(Stored records)
>> BEGIN
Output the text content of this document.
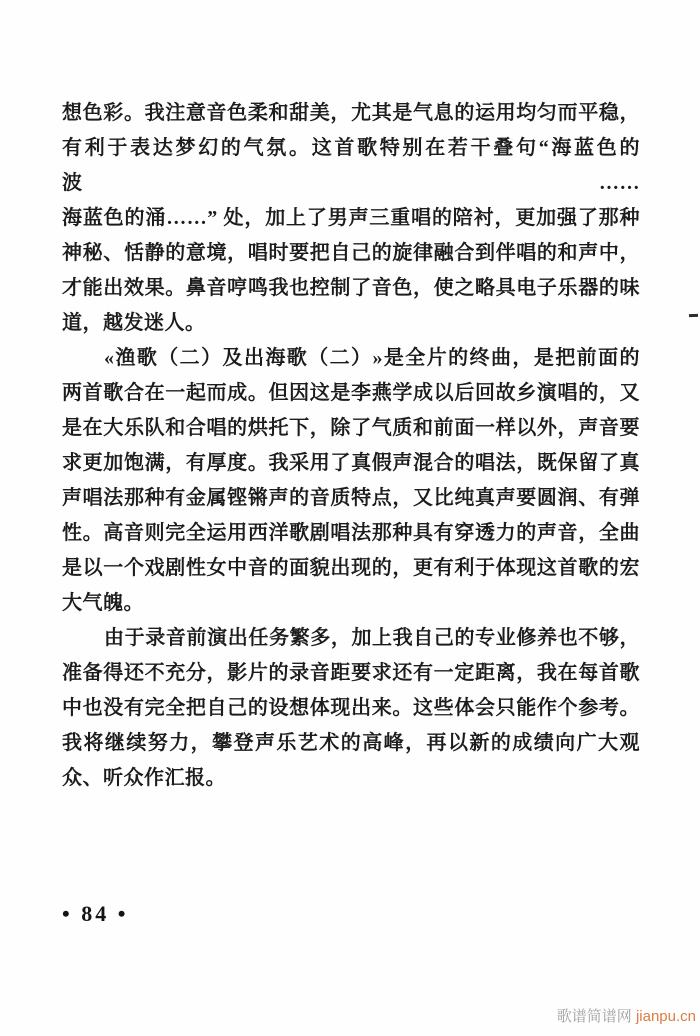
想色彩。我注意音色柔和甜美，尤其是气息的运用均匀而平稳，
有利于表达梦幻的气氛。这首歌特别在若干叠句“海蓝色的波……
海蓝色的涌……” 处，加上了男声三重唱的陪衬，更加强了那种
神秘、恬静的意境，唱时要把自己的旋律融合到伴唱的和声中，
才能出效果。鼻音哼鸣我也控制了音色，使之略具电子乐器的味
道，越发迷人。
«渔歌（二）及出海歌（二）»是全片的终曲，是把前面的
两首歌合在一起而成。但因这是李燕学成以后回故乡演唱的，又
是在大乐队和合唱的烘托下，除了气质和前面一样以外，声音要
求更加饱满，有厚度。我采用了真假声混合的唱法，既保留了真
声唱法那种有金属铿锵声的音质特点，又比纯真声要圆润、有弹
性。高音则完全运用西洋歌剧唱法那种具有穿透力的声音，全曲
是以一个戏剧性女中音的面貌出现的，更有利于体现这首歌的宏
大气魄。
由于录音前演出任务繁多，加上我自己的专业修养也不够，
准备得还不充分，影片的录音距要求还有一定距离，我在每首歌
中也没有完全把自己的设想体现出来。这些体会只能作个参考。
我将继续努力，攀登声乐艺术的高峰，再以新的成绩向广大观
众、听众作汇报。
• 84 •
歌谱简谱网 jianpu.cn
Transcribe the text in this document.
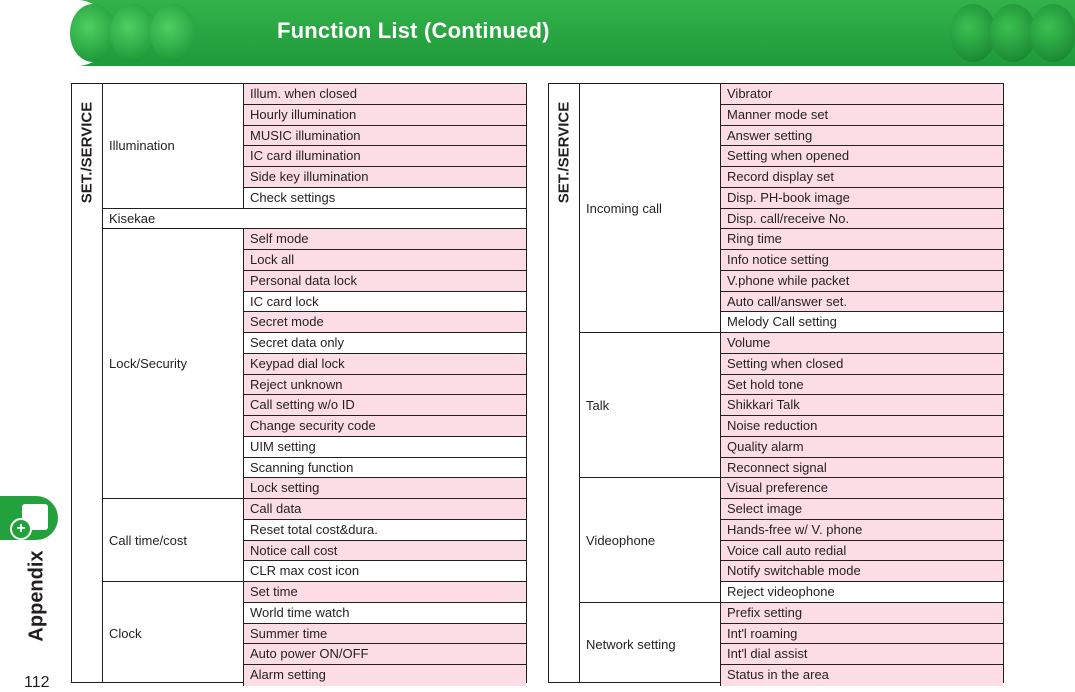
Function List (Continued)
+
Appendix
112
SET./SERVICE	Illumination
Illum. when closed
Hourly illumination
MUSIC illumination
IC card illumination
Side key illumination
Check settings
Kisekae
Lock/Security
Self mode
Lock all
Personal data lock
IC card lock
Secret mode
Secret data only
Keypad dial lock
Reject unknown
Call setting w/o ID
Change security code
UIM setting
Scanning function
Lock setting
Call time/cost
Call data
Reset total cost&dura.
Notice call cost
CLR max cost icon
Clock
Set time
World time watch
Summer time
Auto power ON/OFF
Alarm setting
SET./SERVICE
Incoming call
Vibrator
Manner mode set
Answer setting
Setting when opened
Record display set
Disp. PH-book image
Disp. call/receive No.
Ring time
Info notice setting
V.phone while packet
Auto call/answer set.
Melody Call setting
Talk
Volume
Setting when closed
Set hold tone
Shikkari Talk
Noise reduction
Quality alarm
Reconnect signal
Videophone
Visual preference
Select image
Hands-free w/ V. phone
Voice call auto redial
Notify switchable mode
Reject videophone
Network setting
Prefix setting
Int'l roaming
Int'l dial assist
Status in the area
>> END
>> BEGIN
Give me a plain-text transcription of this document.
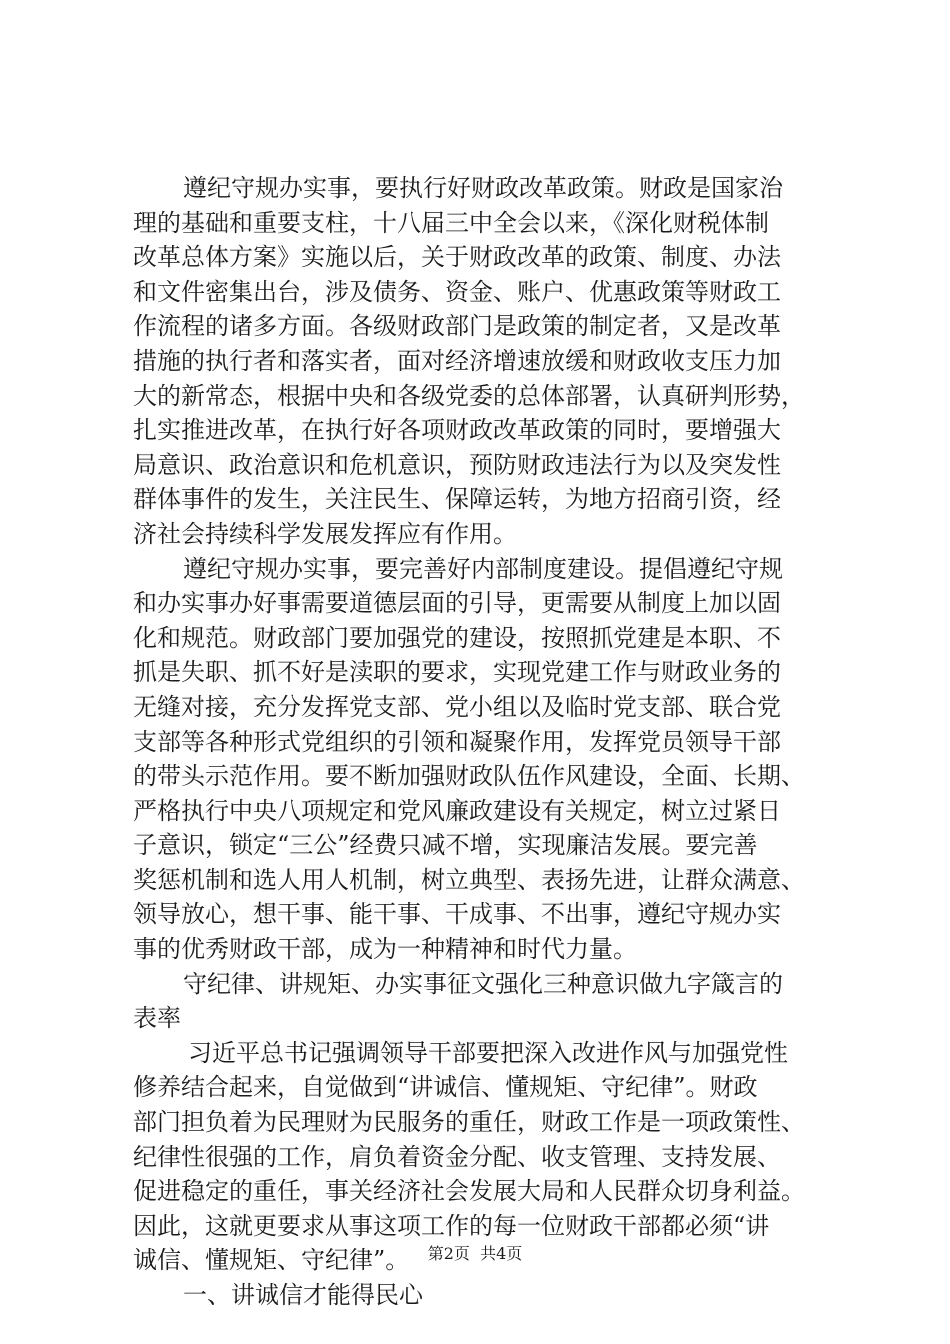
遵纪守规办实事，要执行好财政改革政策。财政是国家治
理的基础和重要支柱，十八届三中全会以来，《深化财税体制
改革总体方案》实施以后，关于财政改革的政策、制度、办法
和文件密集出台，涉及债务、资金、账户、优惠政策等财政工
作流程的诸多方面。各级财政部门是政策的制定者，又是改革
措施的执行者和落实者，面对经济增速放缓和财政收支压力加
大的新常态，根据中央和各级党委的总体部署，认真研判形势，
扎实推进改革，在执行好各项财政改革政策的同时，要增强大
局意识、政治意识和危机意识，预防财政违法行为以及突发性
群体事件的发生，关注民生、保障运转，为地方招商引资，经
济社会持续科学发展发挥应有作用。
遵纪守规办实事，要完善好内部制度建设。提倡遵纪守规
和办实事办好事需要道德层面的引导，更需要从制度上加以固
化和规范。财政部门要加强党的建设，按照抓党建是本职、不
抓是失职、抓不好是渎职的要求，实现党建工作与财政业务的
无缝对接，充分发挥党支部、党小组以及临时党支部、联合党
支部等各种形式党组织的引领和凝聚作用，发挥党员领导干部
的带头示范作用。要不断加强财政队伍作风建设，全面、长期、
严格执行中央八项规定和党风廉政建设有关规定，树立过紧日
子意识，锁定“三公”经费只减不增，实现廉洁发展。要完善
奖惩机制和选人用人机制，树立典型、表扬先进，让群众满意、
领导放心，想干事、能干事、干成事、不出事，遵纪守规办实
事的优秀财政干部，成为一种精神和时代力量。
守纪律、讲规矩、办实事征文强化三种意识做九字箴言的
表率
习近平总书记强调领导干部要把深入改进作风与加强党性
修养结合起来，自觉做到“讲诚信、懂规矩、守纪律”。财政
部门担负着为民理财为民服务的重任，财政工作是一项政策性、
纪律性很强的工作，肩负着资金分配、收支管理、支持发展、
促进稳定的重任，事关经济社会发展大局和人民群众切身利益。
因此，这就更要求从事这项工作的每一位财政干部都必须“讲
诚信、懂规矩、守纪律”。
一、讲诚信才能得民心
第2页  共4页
>> END
### [What to produce]
Each line in the data that holds the string "this" should be found and copied.

### [The result]
Output the text content of this document.
Transcribe the text in this document.
Give me a plain-text transcription of this document.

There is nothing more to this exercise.